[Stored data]
------
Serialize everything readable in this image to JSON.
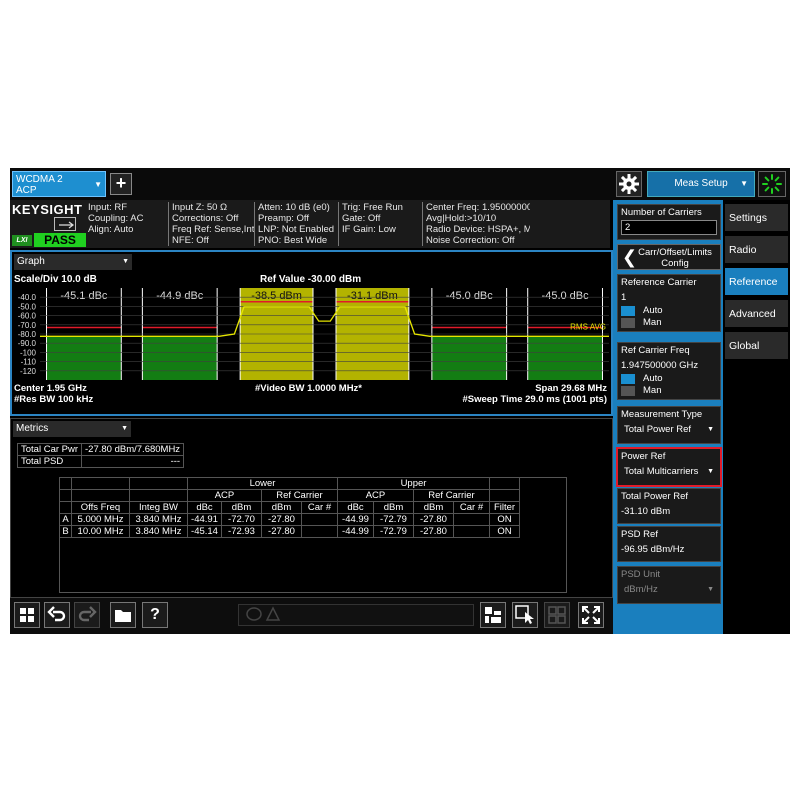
{
  "top_bar": {
    "screen_tab_line1": "WCDMA 2",
    "screen_tab_line2": "ACP",
    "add_tab_label": "+",
    "meas_setup_label": "Meas Setup"
  },
  "info_bar": {
    "brand": "KEYSIGHT",
    "status": "PASS",
    "lxi": "LXI",
    "col1": [
      "Input: RF",
      "Coupling: AC",
      "Align: Auto"
    ],
    "col2": [
      "Input Z: 50 Ω",
      "Corrections: Off",
      "Freq Ref: Sense,Int",
      "NFE: Off"
    ],
    "col3": [
      "Atten: 10 dB (e0)",
      "Preamp: Off",
      "LNP: Not Enabled",
      "PNO: Best Wide"
    ],
    "col4": [
      "Trig: Free Run",
      "Gate: Off",
      "IF Gain: Low"
    ],
    "col5": [
      "Center Freq: 1.95000000",
      "Avg|Hold:>10/10",
      "Radio Device: HSPA+, M",
      "Noise Correction: Off"
    ]
  },
  "graph": {
    "window_title": "Graph",
    "scale_div": "Scale/Div 10.0 dB",
    "ref_value": "Ref Value -30.00 dBm",
    "center": "Center 1.95 GHz",
    "res_bw": "#Res BW 100 kHz",
    "video_bw": "#Video BW 1.0000 MHz*",
    "span": "Span 29.68 MHz",
    "sweep_time": "#Sweep Time 29.0 ms (1001 pts)",
    "trace_label": "RMS AVG",
    "y_ticks": [
      "-40.0",
      "-50.0",
      "-60.0",
      "-70.0",
      "-80.0",
      "-90.0",
      "-100",
      "-110",
      "-120"
    ],
    "band_labels": [
      "-45.1 dBc",
      "-44.9 dBc",
      "-38.5 dBm",
      "-31.1 dBm",
      "-45.0 dBc",
      "-45.0 dBc"
    ]
  },
  "metrics": {
    "window_title": "Metrics",
    "total_car_pwr_label": "Total Car Pwr",
    "total_car_pwr_value": "-27.80 dBm/7.680MHz",
    "total_psd_label": "Total PSD",
    "total_psd_value": "---",
    "headers": {
      "lower": "Lower",
      "upper": "Upper",
      "acp": "ACP",
      "ref_carrier": "Ref Carrier",
      "offs_freq": "Offs Freq",
      "integ_bw": "Integ BW",
      "dbc": "dBc",
      "dbm": "dBm",
      "car_num": "Car #",
      "filter": "Filter"
    },
    "rows": [
      [
        "A",
        "5.000 MHz",
        "3.840 MHz",
        "-44.91",
        "-72.70",
        "-27.80",
        "",
        "-44.99",
        "-72.79",
        "-27.80",
        "",
        "ON"
      ],
      [
        "B",
        "10.00 MHz",
        "3.840 MHz",
        "-45.14",
        "-72.93",
        "-27.80",
        "",
        "-44.99",
        "-72.79",
        "-27.80",
        "",
        "ON"
      ]
    ]
  },
  "side_panel": {
    "num_carriers_label": "Number of Carriers",
    "num_carriers_value": "2",
    "carr_config_line1": "Carr/Offset/Limits",
    "carr_config_line2": "Config",
    "ref_carrier_label": "Reference Carrier",
    "ref_carrier_value": "1",
    "auto_label": "Auto",
    "man_label": "Man",
    "ref_carrier_freq_label": "Ref Carrier Freq",
    "ref_carrier_freq_value": "1.947500000 GHz",
    "meas_type_label": "Measurement Type",
    "meas_type_value": "Total Power Ref",
    "power_ref_label": "Power Ref",
    "power_ref_value": "Total Multicarriers",
    "total_power_ref_label": "Total Power Ref",
    "total_power_ref_value": "-31.10 dBm",
    "psd_ref_label": "PSD Ref",
    "psd_ref_value": "-96.95 dBm/Hz",
    "psd_unit_label": "PSD Unit",
    "psd_unit_value": "dBm/Hz"
  },
  "right_tabs": [
    "Settings",
    "Radio",
    "Reference",
    "Advanced",
    "Global"
  ],
  "toolbar": {
    "help_label": "?"
  },
  "chart_data": {
    "type": "line",
    "xlabel": "",
    "ylabel": "",
    "ylim": [
      -130,
      -30
    ],
    "y_tick_values": [
      -40,
      -50,
      -60,
      -70,
      -80,
      -90,
      -100,
      -110,
      -120
    ],
    "x_range_mhz": [
      1935.16,
      1964.84
    ],
    "series": [
      {
        "x_mhz": [
          1935.16,
          1937.5,
          1940.0,
          1942.5,
          1944.5,
          1945.3,
          1945.8,
          1947.5,
          1949.2,
          1949.7,
          1950.3,
          1950.8,
          1952.5,
          1954.2,
          1954.7,
          1955.5,
          1957.5,
          1960.0,
          1962.5,
          1964.84
        ],
        "y_dbm": [
          -82.5,
          -82.5,
          -82.5,
          -82.5,
          -82.5,
          -80,
          -50.5,
          -50.5,
          -50.5,
          -66,
          -66,
          -50.5,
          -50.5,
          -50.5,
          -80,
          -82.5,
          -82.5,
          -82.5,
          -82.5,
          -82.5
        ]
      }
    ],
    "bands": [
      {
        "label": "-45.1 dBc",
        "from_mhz": 1935.5,
        "to_mhz": 1939.4,
        "limit_dbm": -73,
        "kind": "offset"
      },
      {
        "label": "-44.9 dBc",
        "from_mhz": 1940.5,
        "to_mhz": 1944.4,
        "limit_dbm": -73,
        "kind": "offset"
      },
      {
        "label": "-38.5 dBm",
        "from_mhz": 1945.6,
        "to_mhz": 1949.4,
        "limit_dbm": -45,
        "kind": "carrier"
      },
      {
        "label": "-31.1 dBm",
        "from_mhz": 1950.6,
        "to_mhz": 1954.4,
        "limit_dbm": -45,
        "kind": "carrier"
      },
      {
        "label": "-45.0 dBc",
        "from_mhz": 1955.6,
        "to_mhz": 1959.5,
        "limit_dbm": -73,
        "kind": "offset"
      },
      {
        "label": "-45.0 dBc",
        "from_mhz": 1960.6,
        "to_mhz": 1964.5,
        "limit_dbm": -73,
        "kind": "offset"
      }
    ],
    "colors": {
      "trace": "#e6e600",
      "carrier_band": "#b3b300",
      "offset_band": "#137d13",
      "limit_line": "#e01b2a",
      "grid": "#404040"
    }
  }
}
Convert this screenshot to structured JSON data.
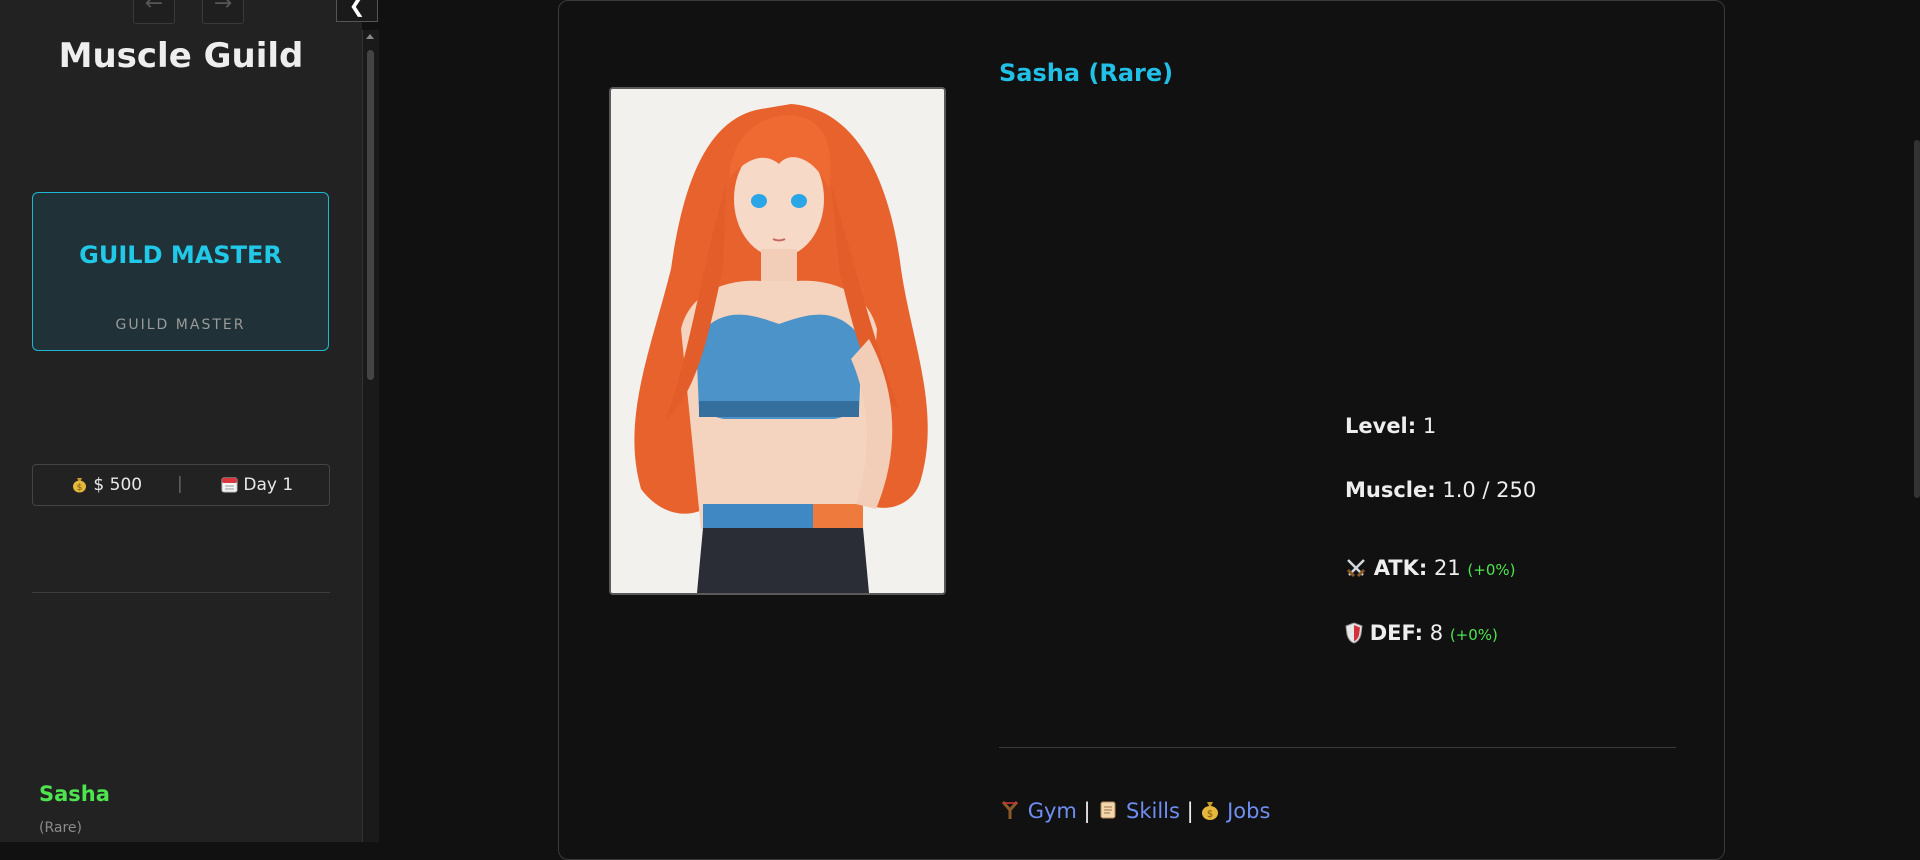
{
  "sidebar": {
    "nav_back_icon": "arrow-left",
    "nav_forward_icon": "arrow-right",
    "title": "Muscle Guild",
    "master_card": {
      "title": "GUILD MASTER",
      "subtitle": "GUILD MASTER"
    },
    "stats": {
      "money": "$ 500",
      "separator": "|",
      "day": "Day 1",
      "money_icon": "money-bag",
      "day_icon": "calendar"
    },
    "character": {
      "name": "Sasha",
      "rarity": "(Rare)"
    },
    "collapse_icon": "chevron-left"
  },
  "detail": {
    "name": "Sasha (Rare)",
    "level": {
      "label": "Level:",
      "value": "1"
    },
    "muscle": {
      "label": "Muscle:",
      "value": "1.0 / 250"
    },
    "atk": {
      "icon": "crossed-swords",
      "label": "ATK:",
      "value": "21",
      "pct": "(+0%)"
    },
    "def": {
      "icon": "shield",
      "label": "DEF:",
      "value": "8",
      "pct": "(+0%)"
    },
    "links": [
      {
        "icon": "slingshot",
        "label": "Gym"
      },
      {
        "icon": "scroll",
        "label": "Skills"
      },
      {
        "icon": "money-bag",
        "label": "Jobs"
      }
    ],
    "link_separator": "|"
  },
  "colors": {
    "accent": "#22c0e6",
    "green": "#4ee44e",
    "link": "#6f8ef2"
  }
}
------
» WORK TO DO:
Pull out each line of the listing that holds the string "Center".

» ANSWER:
      "Center Freq: 1.95000000",
    "center": "Center 1.95 GHz",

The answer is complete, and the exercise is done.